Tâche à réaliser ::
Citez le texte sur l'installation de Piwigo, tout le passage depuis « emerge -a media-gfx/imagemagick » jusqu'à « création d'images miniatures. ».

Texte proposé ::
· · ·
Piwigo

Updated 18 Mars 2020

Piwigo

Introduction

Piwigo est un CMS open source permettant de créer des galeries d'images. Grâce à des extensions gratuites, il est facilement personnalisable pour répondre à des besoins spécifiques. Piwigo a été conçu en PHP pour traiter des données MySQL ou MariaDB.

Préparer un conteneur LXC

Nous conseillons d'installer Piwigo dans un conteneur dédié, configuré selon le manuel.

Installation et configuration de MariaDB

Installez et configurez MariaDB conformément au manuel. Remplacez dbtest par la base de données piwigo, et test par piwigouser.

Installation et configuration de Nginx

Installez et configurez le serveur web Nginx, puis configurez PHP-FPM comme décrit dans le manuel.

Installer Piwigo

Voilà comment installer Piwigo à partir du code source.

Télécharger et extraire Piwigo

Installez ImageMagick pour gérer différents formats d'images :

emerge -a media-gfx/imagemagick

Attention

Vérifiez que dev-php/pecl-imagick n'est pas installé sur votre système, car il pourrait empêcher la création d'images miniatures.
· · ·
Extraits d'un corpus d'annotations de mise en page:

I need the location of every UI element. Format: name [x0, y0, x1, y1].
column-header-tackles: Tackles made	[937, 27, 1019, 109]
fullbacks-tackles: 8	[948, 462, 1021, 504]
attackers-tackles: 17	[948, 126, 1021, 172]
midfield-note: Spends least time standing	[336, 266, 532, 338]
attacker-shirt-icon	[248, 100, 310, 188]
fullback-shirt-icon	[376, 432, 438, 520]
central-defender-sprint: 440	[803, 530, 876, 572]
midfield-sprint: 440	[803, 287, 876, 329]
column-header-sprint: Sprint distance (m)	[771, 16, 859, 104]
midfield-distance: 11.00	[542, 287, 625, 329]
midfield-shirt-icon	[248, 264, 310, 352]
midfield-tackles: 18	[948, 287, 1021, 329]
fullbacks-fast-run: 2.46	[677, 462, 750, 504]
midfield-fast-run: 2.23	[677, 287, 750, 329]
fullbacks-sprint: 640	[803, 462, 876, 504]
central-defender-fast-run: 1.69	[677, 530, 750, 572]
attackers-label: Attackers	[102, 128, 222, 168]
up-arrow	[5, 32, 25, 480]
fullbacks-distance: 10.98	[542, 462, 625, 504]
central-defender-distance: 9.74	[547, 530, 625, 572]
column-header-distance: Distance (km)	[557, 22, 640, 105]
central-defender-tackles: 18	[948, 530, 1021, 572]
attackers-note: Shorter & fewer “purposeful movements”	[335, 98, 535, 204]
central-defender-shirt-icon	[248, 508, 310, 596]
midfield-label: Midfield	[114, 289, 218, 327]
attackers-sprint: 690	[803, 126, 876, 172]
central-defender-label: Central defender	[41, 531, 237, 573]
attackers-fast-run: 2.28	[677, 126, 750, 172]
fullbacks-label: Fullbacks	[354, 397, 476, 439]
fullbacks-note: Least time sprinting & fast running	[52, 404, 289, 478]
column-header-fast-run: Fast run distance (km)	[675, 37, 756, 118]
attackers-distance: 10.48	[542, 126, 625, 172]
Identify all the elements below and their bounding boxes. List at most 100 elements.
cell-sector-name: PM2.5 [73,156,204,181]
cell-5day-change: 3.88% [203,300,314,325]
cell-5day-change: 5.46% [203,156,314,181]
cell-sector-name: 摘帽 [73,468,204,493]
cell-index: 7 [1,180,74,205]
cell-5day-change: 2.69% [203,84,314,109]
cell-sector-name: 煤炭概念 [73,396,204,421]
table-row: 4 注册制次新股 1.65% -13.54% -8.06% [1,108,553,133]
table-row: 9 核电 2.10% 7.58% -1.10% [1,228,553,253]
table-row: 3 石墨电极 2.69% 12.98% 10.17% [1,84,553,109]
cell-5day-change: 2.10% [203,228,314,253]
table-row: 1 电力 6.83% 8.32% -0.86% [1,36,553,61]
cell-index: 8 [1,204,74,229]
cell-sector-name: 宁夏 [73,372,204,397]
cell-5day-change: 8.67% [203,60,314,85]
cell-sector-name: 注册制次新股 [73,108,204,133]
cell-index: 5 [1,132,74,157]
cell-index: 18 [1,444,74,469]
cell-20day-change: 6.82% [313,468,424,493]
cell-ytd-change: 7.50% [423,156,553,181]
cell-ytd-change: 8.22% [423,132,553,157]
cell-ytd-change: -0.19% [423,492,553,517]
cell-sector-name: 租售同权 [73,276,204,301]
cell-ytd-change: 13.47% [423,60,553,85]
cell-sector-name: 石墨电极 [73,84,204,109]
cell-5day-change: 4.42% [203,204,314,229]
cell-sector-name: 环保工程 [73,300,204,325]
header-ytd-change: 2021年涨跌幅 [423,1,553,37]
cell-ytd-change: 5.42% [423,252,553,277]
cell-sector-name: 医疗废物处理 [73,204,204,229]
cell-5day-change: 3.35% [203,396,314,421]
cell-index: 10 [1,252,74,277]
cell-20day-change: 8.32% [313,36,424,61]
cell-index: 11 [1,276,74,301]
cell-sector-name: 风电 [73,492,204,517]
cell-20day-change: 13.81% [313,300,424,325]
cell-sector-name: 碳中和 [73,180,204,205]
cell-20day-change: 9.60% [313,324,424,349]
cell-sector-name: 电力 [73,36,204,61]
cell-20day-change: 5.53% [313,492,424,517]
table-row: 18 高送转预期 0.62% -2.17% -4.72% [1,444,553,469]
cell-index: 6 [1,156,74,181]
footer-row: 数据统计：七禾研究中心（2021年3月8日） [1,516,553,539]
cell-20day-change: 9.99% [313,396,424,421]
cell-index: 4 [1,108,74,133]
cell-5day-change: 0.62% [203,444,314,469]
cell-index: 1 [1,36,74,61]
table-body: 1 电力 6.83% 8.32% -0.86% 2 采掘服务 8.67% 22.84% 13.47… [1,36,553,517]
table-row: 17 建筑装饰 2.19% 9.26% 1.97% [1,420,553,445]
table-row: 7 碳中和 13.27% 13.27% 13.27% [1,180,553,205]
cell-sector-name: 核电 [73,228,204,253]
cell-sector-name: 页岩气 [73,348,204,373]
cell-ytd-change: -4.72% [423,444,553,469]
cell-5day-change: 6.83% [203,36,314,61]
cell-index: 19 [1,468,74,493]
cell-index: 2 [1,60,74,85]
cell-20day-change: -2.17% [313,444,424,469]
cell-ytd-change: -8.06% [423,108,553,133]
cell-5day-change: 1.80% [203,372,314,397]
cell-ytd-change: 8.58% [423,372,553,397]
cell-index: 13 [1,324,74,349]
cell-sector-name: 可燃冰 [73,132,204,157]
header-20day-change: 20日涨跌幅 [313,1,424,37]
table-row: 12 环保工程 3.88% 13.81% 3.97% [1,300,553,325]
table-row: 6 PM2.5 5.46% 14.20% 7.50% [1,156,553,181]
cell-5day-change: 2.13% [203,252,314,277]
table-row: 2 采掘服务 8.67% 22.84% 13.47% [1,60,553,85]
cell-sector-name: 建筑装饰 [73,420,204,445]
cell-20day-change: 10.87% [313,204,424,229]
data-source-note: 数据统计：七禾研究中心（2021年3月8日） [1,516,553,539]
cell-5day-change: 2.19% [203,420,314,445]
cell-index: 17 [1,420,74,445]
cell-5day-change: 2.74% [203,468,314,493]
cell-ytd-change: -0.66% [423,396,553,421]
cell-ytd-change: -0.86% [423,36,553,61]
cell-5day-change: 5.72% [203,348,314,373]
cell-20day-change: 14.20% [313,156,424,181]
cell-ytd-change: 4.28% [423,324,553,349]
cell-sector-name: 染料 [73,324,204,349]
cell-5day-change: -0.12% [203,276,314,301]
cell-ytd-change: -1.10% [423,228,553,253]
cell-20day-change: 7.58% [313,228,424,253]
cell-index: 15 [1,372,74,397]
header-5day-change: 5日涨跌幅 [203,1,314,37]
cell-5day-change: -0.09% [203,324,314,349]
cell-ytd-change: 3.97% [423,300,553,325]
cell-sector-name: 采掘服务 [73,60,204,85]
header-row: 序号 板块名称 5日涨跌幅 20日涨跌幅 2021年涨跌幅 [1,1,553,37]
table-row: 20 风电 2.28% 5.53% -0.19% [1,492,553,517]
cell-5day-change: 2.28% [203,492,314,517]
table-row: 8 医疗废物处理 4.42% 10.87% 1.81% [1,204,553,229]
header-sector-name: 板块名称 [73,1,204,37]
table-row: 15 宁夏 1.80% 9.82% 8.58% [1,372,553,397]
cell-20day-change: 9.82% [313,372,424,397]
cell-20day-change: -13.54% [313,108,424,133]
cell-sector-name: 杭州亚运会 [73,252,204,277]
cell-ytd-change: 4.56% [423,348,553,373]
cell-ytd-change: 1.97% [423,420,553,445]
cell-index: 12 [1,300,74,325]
· · ·
Réponse ::
emerge -a media-gfx/imagemagick

Attention

Vérifiez que dev-php/pecl-imagick n'est pas installé sur votre système, car il pourrait empêcher la création d'images miniatures.